— WHAT TO DO —
Return a copy of every line in the records that includes the word "with".

— INFORMATION PROVIDED —

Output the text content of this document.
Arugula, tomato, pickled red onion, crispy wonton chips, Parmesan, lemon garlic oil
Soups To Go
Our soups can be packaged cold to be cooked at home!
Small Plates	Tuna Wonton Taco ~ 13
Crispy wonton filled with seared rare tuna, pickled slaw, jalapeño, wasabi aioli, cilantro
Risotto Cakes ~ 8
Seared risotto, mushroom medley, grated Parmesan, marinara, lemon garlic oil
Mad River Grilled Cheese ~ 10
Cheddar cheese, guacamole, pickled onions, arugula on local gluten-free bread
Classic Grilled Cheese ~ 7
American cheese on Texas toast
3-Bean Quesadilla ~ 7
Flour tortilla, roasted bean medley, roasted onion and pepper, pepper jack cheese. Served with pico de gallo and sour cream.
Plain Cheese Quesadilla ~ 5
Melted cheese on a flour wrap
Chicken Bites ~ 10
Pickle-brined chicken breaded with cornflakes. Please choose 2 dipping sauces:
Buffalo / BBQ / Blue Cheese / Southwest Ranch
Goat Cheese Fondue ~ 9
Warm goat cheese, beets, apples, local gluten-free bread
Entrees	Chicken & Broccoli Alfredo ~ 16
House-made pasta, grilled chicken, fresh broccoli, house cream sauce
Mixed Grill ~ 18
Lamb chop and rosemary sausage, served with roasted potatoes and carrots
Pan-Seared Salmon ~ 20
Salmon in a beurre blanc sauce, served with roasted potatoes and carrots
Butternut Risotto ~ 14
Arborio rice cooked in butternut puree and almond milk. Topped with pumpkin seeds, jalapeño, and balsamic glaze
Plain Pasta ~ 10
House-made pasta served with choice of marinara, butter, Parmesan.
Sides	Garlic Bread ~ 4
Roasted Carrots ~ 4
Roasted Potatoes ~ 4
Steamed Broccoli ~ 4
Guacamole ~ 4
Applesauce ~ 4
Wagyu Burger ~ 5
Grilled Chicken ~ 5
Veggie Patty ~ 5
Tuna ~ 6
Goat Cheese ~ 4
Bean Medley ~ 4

— OUTPUT OF THE TASK —
Crispy wonton filled with seared rare tuna, pickled slaw, jalapeño, wasabi aioli, cilantro
Flour tortilla, roasted bean medley, roasted onion and pepper, pepper jack cheese. Served with pico de gallo and sour cream.
Pickle-brined chicken breaded with cornflakes. Please choose 2 dipping sauces:
Lamb chop and rosemary sausage, served with roasted potatoes and carrots
Salmon in a beurre blanc sauce, served with roasted potatoes and carrots
Arborio rice cooked in butternut puree and almond milk. Topped with pumpkin seeds, jalapeño, and balsamic glaze
House-made pasta served with choice of marinara, butter, Parmesan.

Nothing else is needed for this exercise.